_Saved data entries:_

---------------

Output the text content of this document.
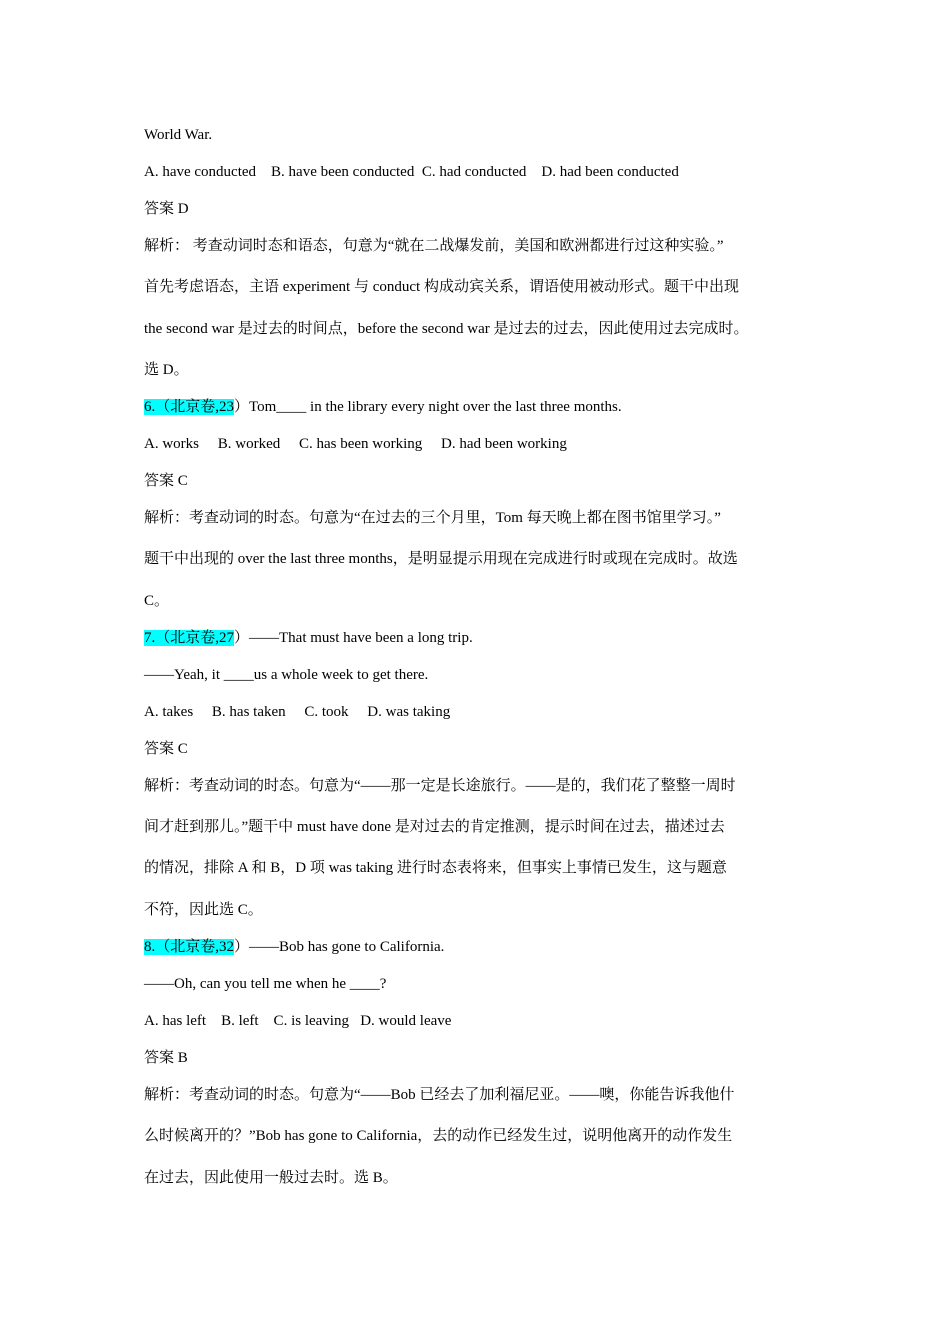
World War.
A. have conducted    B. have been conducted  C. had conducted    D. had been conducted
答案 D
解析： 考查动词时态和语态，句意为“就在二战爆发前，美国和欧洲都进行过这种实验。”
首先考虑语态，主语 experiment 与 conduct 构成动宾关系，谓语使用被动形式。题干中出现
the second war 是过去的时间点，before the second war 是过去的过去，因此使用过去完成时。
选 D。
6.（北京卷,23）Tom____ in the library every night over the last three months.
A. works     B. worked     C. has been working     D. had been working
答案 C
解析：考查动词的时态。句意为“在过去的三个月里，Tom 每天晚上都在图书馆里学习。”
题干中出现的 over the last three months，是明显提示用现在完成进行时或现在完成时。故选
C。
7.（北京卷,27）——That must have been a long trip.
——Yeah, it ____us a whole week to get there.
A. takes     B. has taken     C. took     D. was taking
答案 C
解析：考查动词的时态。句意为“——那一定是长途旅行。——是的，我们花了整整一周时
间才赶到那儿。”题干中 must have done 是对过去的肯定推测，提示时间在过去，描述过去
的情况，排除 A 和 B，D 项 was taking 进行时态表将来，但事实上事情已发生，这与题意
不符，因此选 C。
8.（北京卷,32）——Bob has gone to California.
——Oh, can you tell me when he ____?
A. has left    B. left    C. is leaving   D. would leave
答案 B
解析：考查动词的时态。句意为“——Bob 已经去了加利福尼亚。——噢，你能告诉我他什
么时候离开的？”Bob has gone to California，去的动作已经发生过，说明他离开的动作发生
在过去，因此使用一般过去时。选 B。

---------------

_Aim of the task:_ Search the data for the word "taking" and copy each line where it appears.

_Response:_
A. takes     B. has taken     C. took     D. was taking
的情况，排除 A 和 B，D 项 was taking 进行时态表将来，但事实上事情已发生，这与题意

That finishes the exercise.